EXERCISE DESCRIPTION ::
Go through the entries and say how many lines contain the string "слова". The number is the whole answer.

Extracted data entries:
----------

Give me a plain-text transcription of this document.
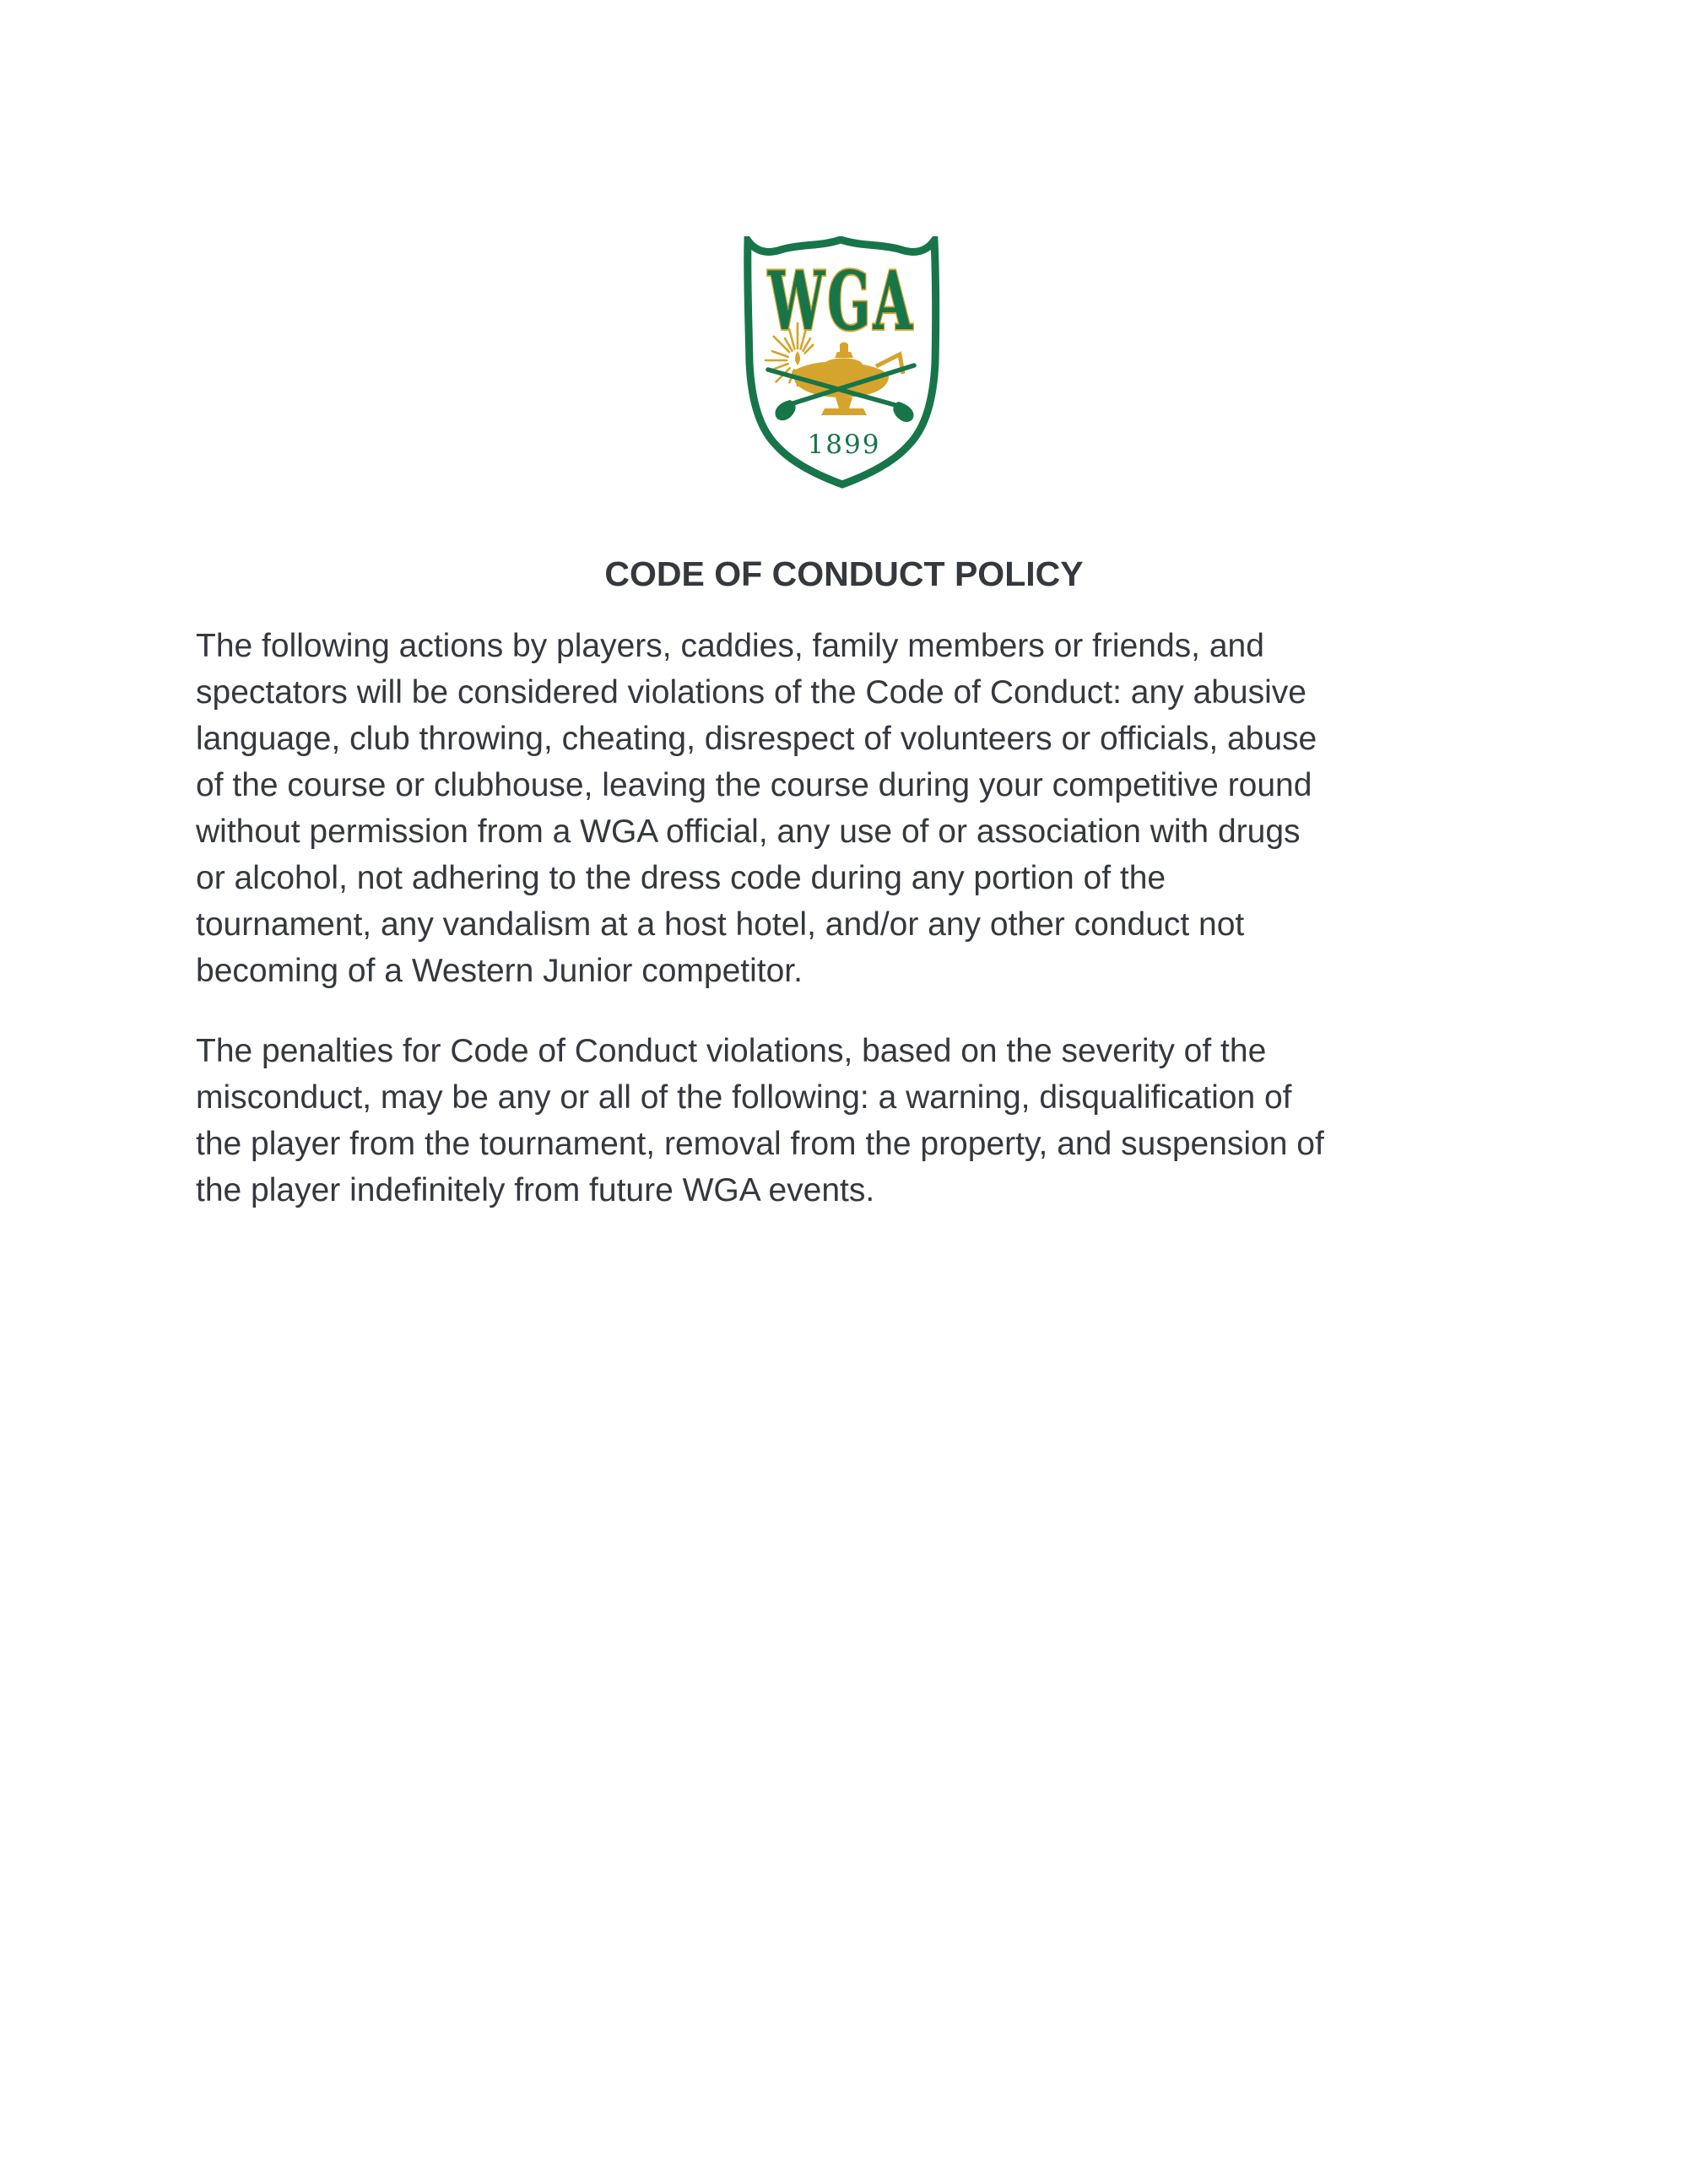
WGA
1899
CODE OF CONDUCT POLICY
The following actions by players, caddies, family members or friends, and
spectators will be considered violations of the Code of Conduct: any abusive
language, club throwing, cheating, disrespect of volunteers or officials, abuse
of the course or clubhouse, leaving the course during your competitive round
without permission from a WGA official, any use of or association with drugs
or alcohol, not adhering to the dress code during any portion of the
tournament, any vandalism at a host hotel, and/or any other conduct not
becoming of a Western Junior competitor.
The penalties for Code of Conduct violations, based on the severity of the
misconduct, may be any or all of the following: a warning, disqualification of
the player from the tournament, removal from the property, and suspension of
the player indefinitely from future WGA events.
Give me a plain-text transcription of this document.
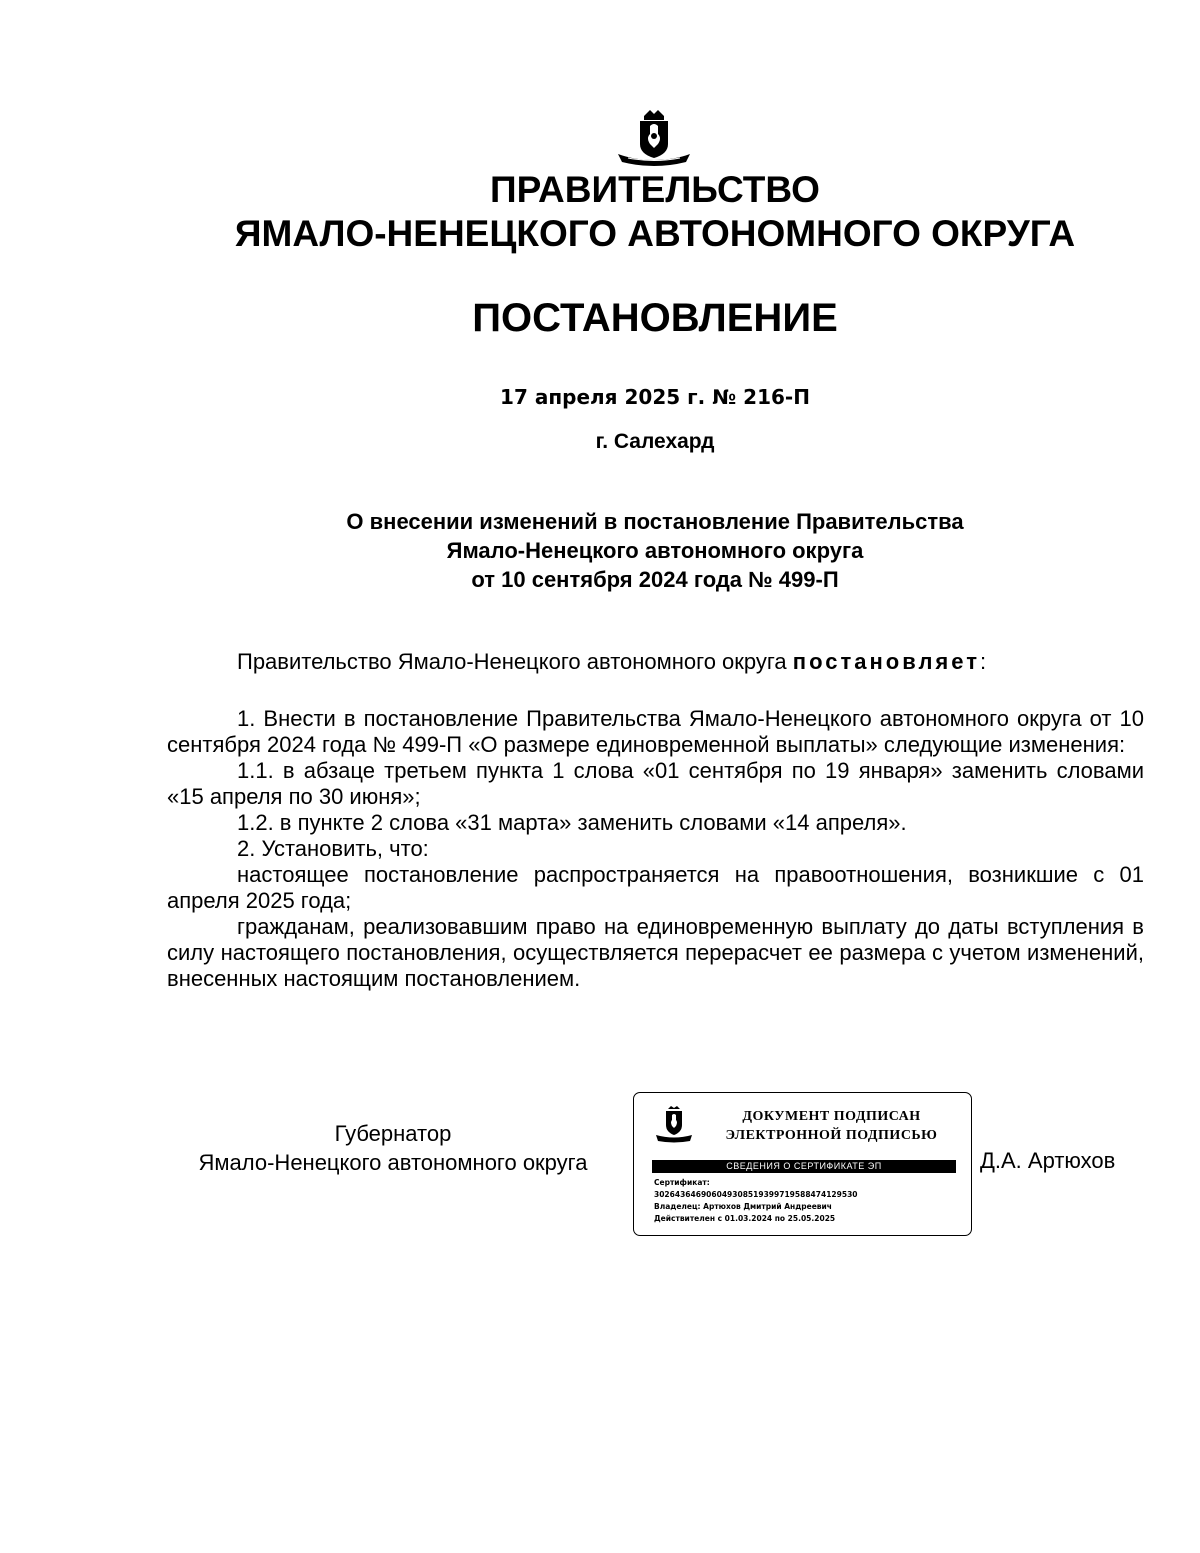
ПРАВИТЕЛЬСТВО
ЯМАЛО-НЕНЕЦКОГО АВТОНОМНОГО ОКРУГА
ПОСТАНОВЛЕНИЕ
17 апреля 2025 г. № 216-П
г. Салехард
О внесении изменений в постановление Правительства
Ямало-Ненецкого автономного округа
от 10 сентября 2024 года № 499-П
Правительство Ямало-Ненецкого автономного округа постановляет:

1. Внести в постановление Правительства Ямало-Ненецкого автономного округа от 10 сентября 2024 года № 499-П «О размере единовременной выплаты» следующие изменения:

1.1. в абзаце третьем пункта 1 слова «01 сентября по 19 января» заменить словами «15 апреля по 30 июня»;

1.2. в пункте 2 слова «31 марта» заменить словами «14 апреля».

2. Установить, что:

настоящее постановление распространяется на правоотношения, возникшие с 01 апреля 2025 года;

гражданам, реализовавшим право на единовременную выплату до даты вступления в силу настоящего постановления, осуществляется перерасчет ее размера с учетом изменений, внесенных настоящим постановлением.

Губернатор
Ямало-Ненецкого автономного округа
ДОКУМЕНТ ПОДПИСАН
ЭЛЕКТРОННОЙ ПОДПИСЬЮ
СВЕДЕНИЯ О СЕРТИФИКАТЕ ЭП
Сертификат:
30264364690604930851939971958847412953​0
Владелец: Артюхов Дмитрий Андреевич
Действителен с 01.03.2024 по 25.05.2025
Д.А. Артюхов
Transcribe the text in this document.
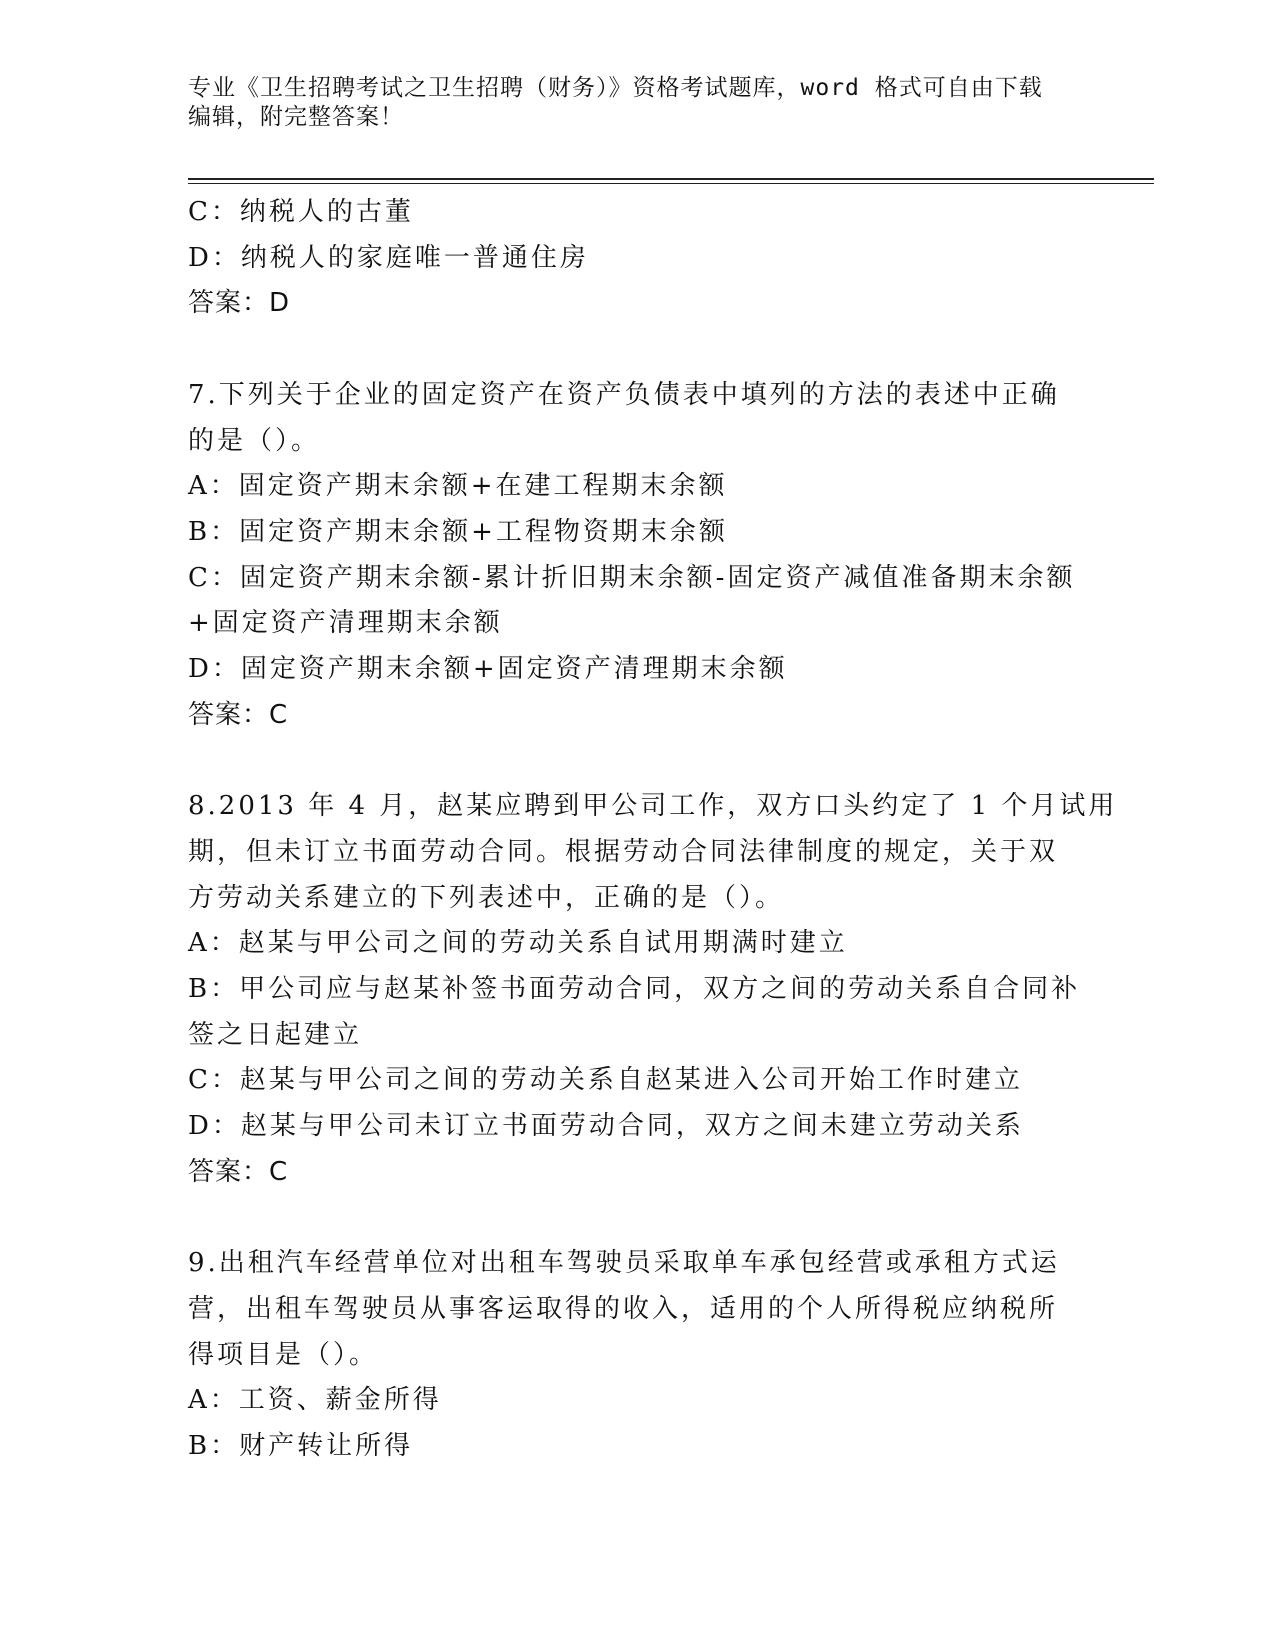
专业《卫生招聘考试之卫生招聘（财务）》资格考试题库，word 格式可自由下载
编辑，附完整答案！
C：纳税人的古董
D：纳税人的家庭唯一普通住房
答案：D
7.下列关于企业的固定资产在资产负债表中填列的方法的表述中正确
的是（）。
A：固定资产期末余额+在建工程期末余额
B：固定资产期末余额+工程物资期末余额
C：固定资产期末余额-累计折旧期末余额-固定资产减值准备期末余额
+固定资产清理期末余额
D：固定资产期末余额+固定资产清理期末余额
答案：C
8.2013 年 4 月，赵某应聘到甲公司工作，双方口头约定了 1 个月试用
期，但未订立书面劳动合同。根据劳动合同法律制度的规定，关于双
方劳动关系建立的下列表述中，正确的是（）。
A：赵某与甲公司之间的劳动关系自试用期满时建立
B：甲公司应与赵某补签书面劳动合同，双方之间的劳动关系自合同补
签之日起建立
C：赵某与甲公司之间的劳动关系自赵某进入公司开始工作时建立
D：赵某与甲公司未订立书面劳动合同，双方之间未建立劳动关系
答案：C
9.出租汽车经营单位对出租车驾驶员采取单车承包经营或承租方式运
营，出租车驾驶员从事客运取得的收入，适用的个人所得税应纳税所
得项目是（）。
A：工资、薪金所得
B：财产转让所得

----------

SOLUTION ::
2